::: Data supplied

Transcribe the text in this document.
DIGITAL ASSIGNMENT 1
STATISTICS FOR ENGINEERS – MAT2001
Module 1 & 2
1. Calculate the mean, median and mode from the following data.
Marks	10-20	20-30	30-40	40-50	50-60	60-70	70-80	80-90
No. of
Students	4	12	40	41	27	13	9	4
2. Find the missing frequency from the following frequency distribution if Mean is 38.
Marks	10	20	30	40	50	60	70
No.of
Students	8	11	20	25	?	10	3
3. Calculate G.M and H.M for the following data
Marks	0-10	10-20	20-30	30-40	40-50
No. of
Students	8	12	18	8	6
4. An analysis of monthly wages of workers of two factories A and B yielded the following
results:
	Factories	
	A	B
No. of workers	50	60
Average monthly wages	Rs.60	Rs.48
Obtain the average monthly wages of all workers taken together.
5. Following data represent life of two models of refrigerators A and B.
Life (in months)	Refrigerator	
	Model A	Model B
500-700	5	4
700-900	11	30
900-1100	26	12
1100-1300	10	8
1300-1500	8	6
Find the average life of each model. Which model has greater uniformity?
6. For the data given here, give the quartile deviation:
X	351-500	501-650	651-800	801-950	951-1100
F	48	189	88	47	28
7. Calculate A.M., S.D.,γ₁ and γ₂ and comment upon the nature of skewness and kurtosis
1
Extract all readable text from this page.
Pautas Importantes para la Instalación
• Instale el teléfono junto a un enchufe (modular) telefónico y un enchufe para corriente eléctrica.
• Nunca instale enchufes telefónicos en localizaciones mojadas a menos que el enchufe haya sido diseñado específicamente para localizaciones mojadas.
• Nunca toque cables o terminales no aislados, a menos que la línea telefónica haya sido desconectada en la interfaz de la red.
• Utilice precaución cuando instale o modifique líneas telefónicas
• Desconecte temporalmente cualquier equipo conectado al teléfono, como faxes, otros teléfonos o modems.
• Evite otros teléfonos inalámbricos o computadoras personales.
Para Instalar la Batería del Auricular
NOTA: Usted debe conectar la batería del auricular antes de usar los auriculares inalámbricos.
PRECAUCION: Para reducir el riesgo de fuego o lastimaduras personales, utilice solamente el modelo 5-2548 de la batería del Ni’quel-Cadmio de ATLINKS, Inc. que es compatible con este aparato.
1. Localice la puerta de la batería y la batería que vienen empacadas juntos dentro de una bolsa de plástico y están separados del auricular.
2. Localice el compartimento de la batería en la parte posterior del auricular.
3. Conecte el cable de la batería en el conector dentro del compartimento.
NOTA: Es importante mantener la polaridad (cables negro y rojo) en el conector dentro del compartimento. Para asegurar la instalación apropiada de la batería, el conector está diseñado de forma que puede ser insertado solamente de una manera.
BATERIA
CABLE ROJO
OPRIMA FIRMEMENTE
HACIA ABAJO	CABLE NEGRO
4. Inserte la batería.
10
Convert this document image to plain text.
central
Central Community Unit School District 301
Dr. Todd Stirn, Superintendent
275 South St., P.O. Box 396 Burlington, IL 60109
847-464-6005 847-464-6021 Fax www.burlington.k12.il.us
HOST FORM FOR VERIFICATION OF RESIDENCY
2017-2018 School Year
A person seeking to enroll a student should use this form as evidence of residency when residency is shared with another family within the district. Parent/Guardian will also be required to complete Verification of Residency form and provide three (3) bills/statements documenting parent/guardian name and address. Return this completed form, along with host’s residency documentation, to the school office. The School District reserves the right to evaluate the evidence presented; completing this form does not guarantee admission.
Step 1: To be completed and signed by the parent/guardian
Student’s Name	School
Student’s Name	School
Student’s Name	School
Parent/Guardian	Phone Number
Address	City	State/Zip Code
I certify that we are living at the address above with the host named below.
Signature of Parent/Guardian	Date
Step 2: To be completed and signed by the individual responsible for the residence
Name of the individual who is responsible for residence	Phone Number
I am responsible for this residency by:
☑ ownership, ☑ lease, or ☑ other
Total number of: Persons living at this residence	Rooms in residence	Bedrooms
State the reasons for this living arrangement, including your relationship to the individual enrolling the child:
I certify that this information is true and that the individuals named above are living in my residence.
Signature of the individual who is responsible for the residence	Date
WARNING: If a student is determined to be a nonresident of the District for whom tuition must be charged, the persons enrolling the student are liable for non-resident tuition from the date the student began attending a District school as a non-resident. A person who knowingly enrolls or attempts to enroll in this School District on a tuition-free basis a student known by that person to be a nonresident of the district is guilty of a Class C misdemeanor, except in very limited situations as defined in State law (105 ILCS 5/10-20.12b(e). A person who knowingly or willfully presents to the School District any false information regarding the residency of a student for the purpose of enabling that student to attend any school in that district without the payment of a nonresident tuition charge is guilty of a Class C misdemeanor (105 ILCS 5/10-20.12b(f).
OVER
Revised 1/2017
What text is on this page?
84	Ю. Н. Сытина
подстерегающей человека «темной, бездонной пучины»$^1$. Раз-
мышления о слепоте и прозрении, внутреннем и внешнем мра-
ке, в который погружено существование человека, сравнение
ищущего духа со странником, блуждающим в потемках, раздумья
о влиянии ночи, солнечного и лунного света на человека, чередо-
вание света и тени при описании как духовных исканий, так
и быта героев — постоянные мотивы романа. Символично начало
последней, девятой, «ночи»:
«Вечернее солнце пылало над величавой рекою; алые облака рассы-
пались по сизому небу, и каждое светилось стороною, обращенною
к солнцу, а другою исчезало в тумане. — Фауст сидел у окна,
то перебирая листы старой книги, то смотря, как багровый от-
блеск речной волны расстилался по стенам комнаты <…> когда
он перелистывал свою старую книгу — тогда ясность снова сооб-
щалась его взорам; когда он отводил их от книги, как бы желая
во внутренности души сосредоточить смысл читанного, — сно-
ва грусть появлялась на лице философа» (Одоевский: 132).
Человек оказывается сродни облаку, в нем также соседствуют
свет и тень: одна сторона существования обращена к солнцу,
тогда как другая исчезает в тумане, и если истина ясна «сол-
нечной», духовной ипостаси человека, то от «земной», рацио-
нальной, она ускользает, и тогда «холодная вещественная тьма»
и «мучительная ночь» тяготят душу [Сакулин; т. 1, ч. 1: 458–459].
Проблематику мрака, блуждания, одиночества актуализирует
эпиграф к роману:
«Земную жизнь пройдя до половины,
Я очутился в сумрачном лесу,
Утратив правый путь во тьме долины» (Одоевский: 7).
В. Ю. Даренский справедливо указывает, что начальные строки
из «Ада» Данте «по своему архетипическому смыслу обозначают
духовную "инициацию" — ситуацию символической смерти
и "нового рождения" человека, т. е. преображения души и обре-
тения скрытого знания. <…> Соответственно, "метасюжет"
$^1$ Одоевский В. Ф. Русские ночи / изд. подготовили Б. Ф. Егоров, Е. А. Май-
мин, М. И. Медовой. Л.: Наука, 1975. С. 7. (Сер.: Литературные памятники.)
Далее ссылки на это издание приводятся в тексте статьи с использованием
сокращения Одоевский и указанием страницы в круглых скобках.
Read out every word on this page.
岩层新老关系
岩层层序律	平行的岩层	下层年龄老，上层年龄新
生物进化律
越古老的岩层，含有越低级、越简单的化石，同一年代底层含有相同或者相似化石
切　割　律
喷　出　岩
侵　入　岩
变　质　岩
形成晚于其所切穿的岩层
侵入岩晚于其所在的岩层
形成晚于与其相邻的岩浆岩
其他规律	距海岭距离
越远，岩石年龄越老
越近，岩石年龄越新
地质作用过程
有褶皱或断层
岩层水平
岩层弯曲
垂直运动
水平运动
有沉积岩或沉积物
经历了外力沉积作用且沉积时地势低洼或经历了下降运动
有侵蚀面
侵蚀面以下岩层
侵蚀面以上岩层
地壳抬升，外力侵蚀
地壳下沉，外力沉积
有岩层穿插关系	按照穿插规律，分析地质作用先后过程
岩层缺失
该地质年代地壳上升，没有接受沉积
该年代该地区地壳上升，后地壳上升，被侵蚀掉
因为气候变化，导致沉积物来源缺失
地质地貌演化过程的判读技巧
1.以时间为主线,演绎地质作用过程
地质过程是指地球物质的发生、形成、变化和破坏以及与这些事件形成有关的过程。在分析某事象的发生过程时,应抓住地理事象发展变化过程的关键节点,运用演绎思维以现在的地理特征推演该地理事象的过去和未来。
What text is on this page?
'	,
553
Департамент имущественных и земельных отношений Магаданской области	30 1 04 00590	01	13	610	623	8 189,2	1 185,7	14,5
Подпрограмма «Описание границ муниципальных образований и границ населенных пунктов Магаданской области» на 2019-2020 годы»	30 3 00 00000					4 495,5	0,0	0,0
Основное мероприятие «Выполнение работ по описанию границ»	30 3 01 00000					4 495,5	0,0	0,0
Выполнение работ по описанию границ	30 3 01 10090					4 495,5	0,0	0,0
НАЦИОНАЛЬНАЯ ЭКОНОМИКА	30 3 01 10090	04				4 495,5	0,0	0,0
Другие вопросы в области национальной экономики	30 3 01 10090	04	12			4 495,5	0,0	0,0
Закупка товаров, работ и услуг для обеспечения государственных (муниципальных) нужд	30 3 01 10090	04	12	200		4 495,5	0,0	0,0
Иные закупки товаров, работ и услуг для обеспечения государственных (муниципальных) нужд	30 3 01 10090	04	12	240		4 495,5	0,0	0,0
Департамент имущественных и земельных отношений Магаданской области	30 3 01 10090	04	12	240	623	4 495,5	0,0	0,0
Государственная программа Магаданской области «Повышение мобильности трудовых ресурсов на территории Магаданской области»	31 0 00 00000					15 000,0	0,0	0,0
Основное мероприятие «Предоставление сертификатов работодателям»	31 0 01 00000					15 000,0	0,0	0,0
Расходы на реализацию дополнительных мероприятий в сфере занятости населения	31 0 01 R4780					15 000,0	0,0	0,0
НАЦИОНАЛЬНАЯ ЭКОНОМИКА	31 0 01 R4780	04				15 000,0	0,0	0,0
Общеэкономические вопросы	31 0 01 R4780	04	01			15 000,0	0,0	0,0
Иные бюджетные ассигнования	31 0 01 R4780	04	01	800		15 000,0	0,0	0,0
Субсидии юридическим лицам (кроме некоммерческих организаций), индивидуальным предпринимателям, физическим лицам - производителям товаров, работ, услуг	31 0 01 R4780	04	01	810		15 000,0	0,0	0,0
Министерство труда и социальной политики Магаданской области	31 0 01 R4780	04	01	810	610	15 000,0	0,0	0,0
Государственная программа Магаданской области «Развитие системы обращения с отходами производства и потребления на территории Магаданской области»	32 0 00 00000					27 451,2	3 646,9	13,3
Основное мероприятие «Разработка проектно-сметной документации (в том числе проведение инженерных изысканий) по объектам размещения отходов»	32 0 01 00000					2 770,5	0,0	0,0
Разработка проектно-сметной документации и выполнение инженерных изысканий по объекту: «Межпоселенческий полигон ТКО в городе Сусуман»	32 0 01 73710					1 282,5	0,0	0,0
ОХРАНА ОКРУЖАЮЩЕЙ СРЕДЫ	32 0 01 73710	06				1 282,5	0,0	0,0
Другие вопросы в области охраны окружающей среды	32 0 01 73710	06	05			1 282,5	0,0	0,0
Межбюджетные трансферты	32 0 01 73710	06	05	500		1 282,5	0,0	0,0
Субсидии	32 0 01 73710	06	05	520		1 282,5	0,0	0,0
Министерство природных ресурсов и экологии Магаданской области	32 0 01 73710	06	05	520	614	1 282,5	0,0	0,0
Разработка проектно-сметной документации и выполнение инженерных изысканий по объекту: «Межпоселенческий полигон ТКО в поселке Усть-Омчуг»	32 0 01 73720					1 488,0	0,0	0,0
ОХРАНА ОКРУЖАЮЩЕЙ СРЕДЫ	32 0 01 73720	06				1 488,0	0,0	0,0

::::::

**Instructions for the task**
Copy each line of the listing that contains the string "certify".

**Answer in full**
I certify that we are living at the address above with the host named below.
I certify that this information is true and that the individuals named above are living in my residence.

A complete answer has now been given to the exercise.